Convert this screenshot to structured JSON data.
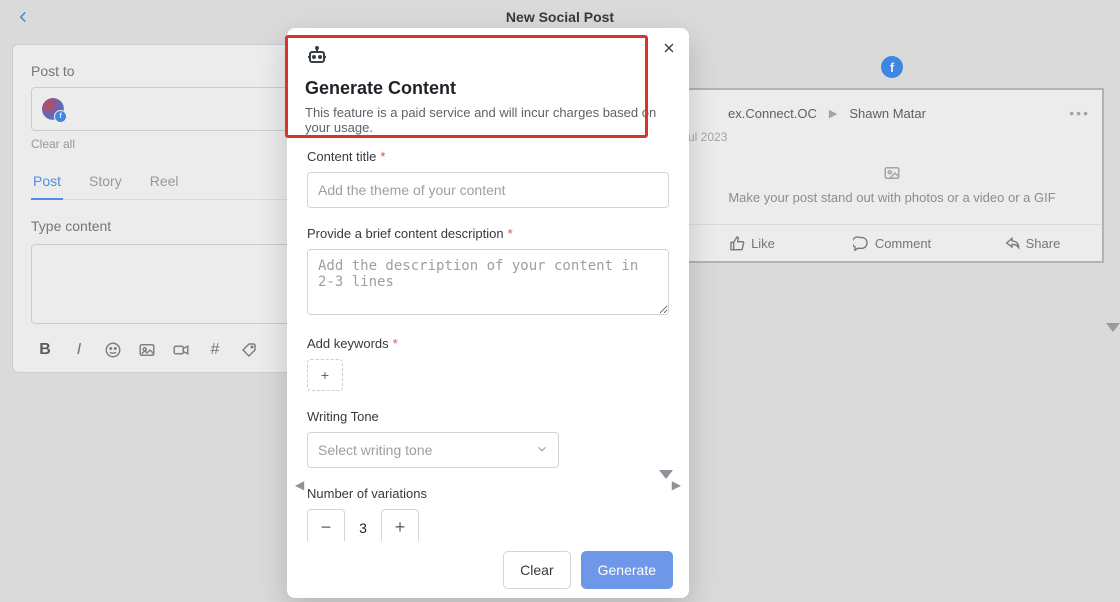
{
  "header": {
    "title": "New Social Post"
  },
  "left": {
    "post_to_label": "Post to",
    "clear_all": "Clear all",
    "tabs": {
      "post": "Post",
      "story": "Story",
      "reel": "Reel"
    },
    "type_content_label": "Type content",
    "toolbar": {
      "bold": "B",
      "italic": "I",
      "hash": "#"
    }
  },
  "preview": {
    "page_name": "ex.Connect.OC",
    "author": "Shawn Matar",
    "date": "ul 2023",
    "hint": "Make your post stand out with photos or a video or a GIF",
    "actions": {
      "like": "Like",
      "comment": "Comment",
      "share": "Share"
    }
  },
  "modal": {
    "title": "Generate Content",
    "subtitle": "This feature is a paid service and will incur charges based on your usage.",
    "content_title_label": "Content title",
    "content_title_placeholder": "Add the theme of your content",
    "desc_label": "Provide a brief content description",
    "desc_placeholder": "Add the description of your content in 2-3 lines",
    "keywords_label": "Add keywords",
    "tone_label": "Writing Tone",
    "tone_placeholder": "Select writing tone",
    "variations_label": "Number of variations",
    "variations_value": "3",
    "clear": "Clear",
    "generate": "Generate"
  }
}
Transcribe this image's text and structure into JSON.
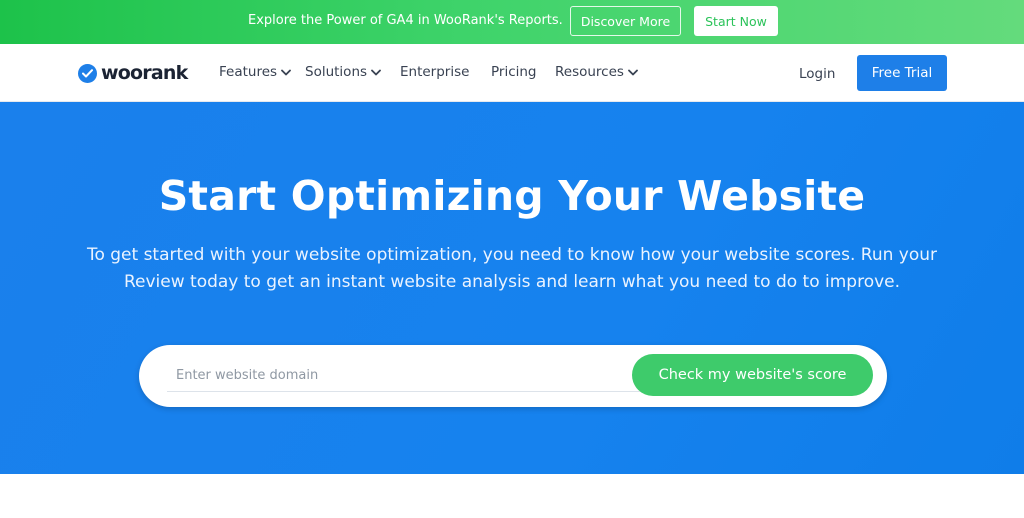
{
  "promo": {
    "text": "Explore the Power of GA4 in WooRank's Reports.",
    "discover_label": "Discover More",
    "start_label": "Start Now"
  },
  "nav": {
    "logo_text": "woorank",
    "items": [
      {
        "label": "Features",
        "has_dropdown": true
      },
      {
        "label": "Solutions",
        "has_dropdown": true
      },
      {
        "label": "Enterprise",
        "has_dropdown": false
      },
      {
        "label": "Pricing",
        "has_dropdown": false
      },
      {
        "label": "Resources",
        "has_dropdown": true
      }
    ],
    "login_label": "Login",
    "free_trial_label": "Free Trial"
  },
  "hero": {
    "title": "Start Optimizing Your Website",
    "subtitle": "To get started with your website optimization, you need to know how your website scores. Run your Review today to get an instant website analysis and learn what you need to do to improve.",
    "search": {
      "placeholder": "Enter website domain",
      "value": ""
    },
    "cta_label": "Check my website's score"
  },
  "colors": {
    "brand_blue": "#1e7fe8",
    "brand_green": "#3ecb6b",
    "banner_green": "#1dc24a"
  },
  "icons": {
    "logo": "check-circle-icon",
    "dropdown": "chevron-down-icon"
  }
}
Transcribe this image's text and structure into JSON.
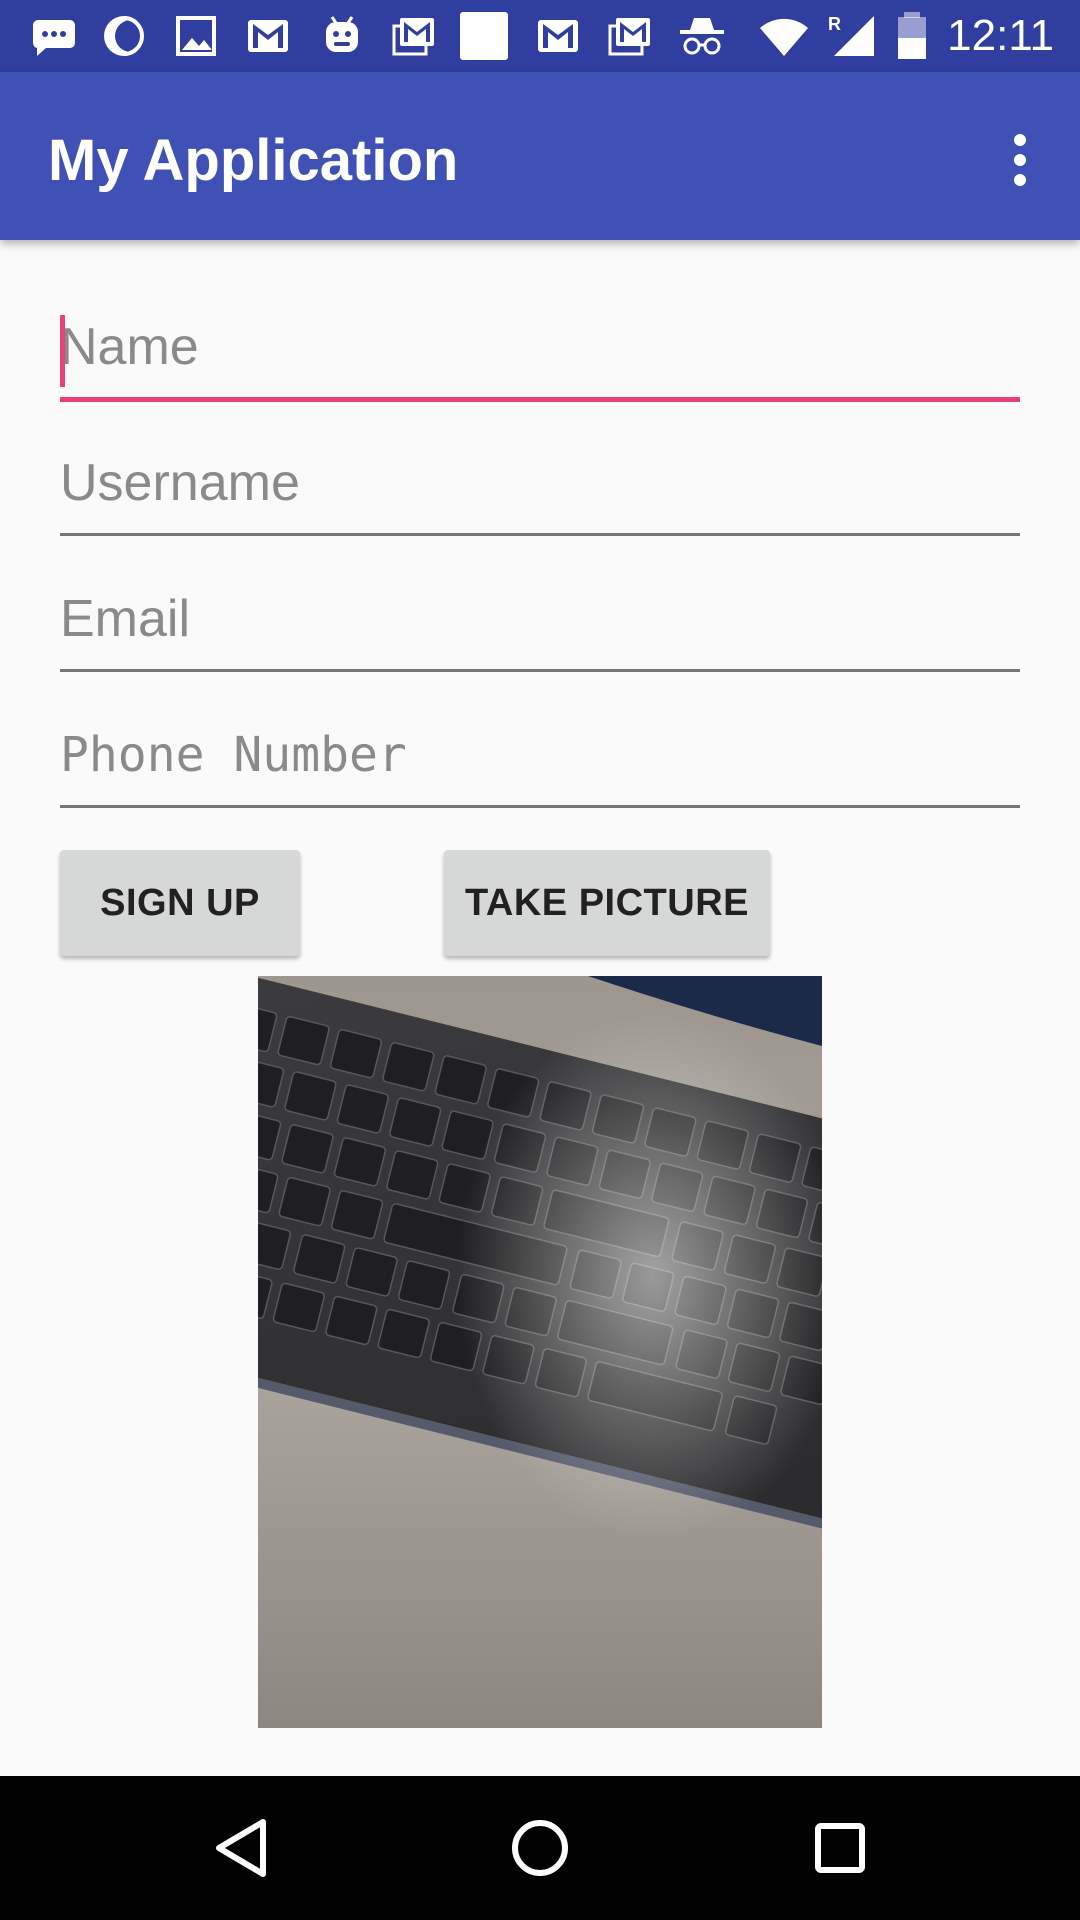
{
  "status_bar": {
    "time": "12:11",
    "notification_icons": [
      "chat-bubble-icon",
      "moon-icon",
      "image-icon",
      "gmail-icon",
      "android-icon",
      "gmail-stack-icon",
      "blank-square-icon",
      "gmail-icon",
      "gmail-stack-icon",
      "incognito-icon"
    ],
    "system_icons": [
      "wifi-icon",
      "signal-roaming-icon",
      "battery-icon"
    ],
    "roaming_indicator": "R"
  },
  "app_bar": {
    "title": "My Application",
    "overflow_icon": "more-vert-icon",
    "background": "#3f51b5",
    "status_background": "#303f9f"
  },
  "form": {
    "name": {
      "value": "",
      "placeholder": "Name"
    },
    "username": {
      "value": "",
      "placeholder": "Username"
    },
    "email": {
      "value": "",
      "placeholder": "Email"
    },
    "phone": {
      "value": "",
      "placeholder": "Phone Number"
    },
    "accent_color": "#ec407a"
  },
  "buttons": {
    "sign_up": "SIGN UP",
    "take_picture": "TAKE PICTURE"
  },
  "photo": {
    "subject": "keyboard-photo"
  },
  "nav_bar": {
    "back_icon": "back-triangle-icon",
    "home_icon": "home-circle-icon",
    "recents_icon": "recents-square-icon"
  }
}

> Stated exercise: In the entries above, find every line holding the word "description" and copy it out.

> Expected answer:
    "desc_label": "Provide a brief content description",
    "desc_placeholder": "Add the description of your content in 2-3 lines",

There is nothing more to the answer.